:: Information shown ::

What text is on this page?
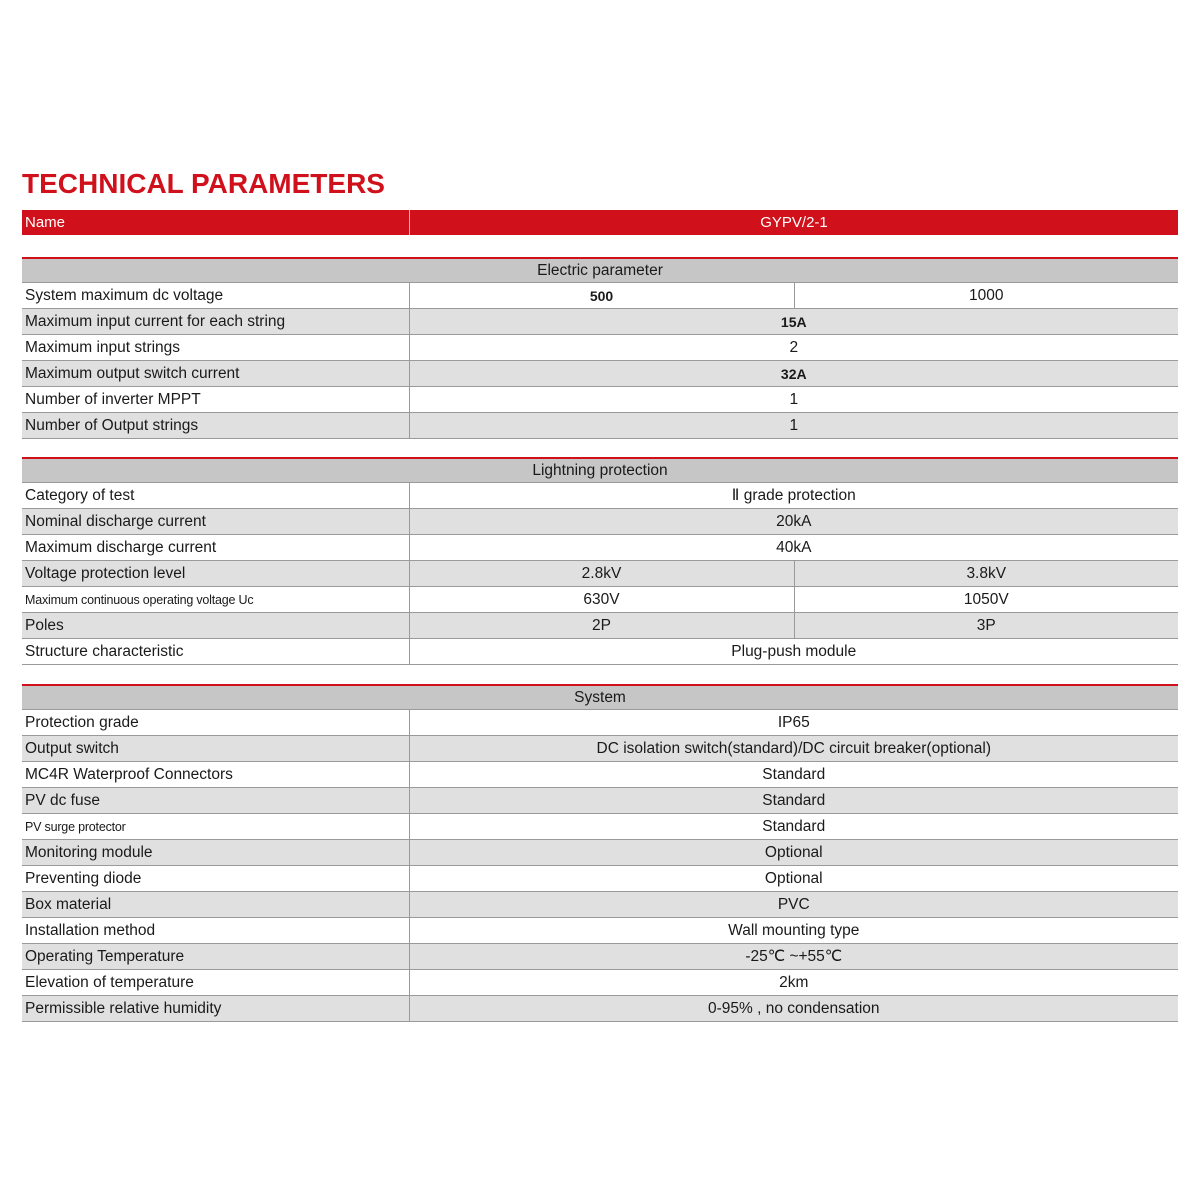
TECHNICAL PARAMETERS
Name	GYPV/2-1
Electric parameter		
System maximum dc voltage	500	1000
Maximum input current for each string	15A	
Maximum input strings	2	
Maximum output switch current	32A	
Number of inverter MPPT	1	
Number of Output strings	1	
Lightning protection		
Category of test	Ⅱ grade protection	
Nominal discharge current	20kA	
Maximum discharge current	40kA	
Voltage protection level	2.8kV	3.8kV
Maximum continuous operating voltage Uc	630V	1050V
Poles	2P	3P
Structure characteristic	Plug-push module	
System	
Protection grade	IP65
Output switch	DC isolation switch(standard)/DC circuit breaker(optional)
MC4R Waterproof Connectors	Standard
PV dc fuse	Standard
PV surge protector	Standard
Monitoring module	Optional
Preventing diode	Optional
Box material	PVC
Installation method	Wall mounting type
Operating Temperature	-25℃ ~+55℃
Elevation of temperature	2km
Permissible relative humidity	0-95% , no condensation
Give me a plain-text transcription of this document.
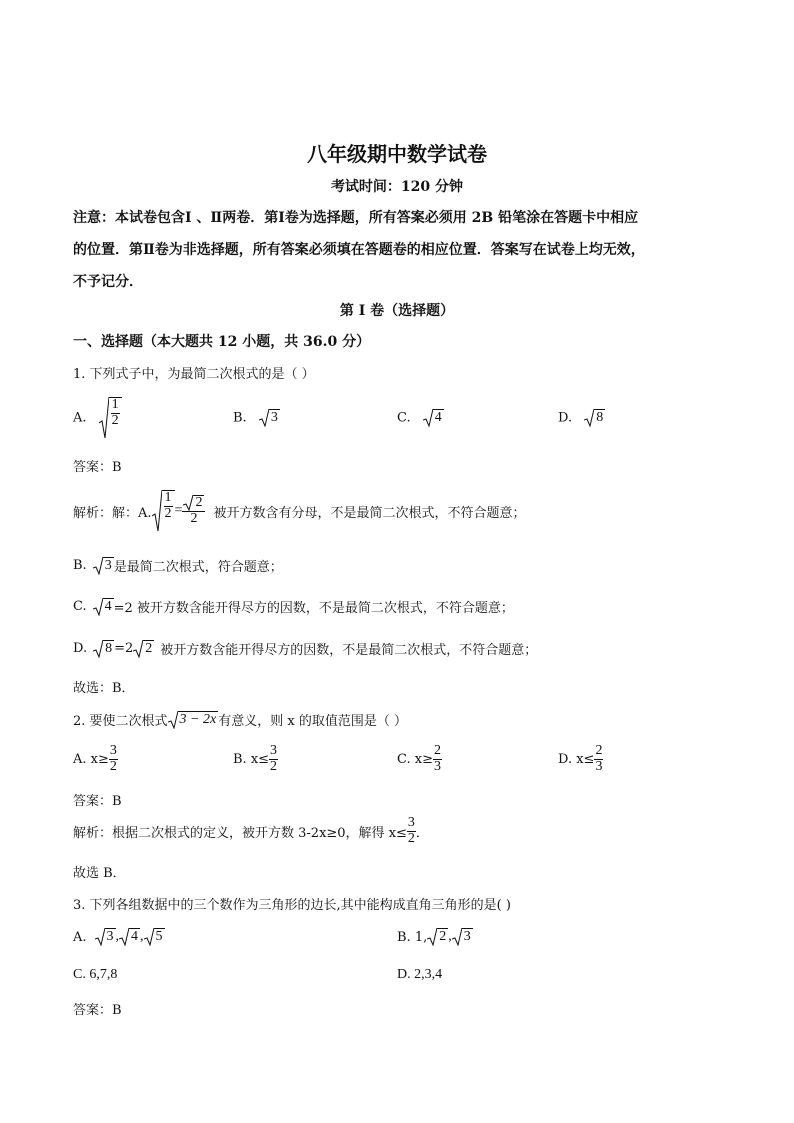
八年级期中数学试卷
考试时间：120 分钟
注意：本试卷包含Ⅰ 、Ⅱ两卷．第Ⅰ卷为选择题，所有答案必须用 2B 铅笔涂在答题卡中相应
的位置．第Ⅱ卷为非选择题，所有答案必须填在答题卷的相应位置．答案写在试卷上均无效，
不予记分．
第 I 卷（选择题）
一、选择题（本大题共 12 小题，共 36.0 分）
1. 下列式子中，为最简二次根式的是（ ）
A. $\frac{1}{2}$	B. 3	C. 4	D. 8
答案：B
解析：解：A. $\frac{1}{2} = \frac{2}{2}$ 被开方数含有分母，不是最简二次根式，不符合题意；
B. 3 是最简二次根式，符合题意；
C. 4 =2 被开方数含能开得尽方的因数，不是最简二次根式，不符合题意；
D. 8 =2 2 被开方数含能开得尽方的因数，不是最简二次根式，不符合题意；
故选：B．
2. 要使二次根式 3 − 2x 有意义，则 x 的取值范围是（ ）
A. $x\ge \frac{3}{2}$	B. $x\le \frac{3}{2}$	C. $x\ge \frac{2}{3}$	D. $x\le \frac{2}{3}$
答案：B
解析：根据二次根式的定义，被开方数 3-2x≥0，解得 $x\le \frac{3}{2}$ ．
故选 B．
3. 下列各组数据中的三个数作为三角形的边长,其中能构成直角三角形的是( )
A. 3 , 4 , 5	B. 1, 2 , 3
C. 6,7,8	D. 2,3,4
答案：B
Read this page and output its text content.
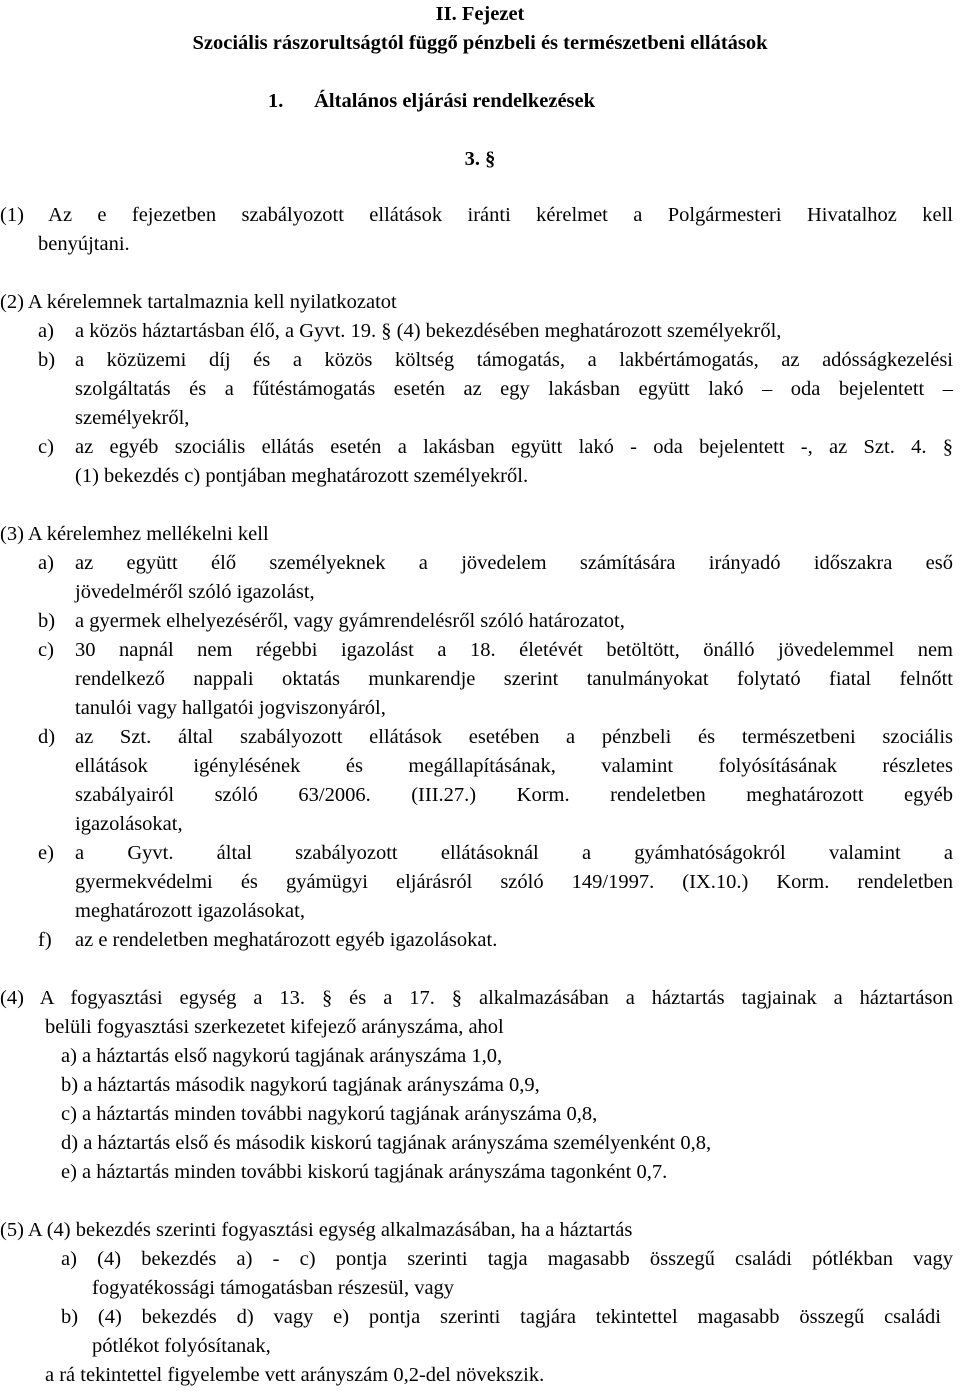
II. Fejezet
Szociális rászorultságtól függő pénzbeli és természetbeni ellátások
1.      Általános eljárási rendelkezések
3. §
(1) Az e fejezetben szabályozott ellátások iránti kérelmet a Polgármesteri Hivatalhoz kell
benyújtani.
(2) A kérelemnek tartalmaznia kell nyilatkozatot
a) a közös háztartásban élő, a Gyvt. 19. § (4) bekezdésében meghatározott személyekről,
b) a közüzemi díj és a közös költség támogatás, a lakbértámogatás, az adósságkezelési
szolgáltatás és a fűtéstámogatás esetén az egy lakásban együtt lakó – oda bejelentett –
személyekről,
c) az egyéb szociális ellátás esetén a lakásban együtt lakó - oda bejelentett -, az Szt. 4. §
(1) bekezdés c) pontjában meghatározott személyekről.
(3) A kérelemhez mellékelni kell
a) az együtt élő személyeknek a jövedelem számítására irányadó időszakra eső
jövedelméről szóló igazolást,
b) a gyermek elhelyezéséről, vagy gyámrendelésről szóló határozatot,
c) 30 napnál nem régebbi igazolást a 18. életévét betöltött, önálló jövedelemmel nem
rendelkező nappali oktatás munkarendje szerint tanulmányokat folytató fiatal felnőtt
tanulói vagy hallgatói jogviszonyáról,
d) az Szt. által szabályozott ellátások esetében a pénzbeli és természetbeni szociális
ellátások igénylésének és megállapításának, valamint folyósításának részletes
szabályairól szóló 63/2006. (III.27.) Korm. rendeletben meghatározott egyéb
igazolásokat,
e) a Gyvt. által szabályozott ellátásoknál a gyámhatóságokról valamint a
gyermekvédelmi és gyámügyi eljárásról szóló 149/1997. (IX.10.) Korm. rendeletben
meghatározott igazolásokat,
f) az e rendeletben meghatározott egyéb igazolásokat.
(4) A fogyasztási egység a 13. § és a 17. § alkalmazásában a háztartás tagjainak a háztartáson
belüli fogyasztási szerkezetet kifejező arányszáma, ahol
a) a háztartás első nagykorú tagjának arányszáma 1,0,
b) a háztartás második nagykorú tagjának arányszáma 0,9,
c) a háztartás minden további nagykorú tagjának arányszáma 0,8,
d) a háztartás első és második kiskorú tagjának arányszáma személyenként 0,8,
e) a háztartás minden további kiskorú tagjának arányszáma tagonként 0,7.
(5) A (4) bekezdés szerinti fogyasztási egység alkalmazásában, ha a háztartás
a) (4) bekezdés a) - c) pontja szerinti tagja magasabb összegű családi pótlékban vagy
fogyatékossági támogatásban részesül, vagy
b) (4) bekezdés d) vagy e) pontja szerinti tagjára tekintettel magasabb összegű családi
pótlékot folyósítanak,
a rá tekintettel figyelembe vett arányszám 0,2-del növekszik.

:::

▸ **What to work on**
Keep only those lines of the records that hold "grade", and return them.

▸ **Exercise result**
Category of test	Ⅱ grade protection	
Protection grade	IP65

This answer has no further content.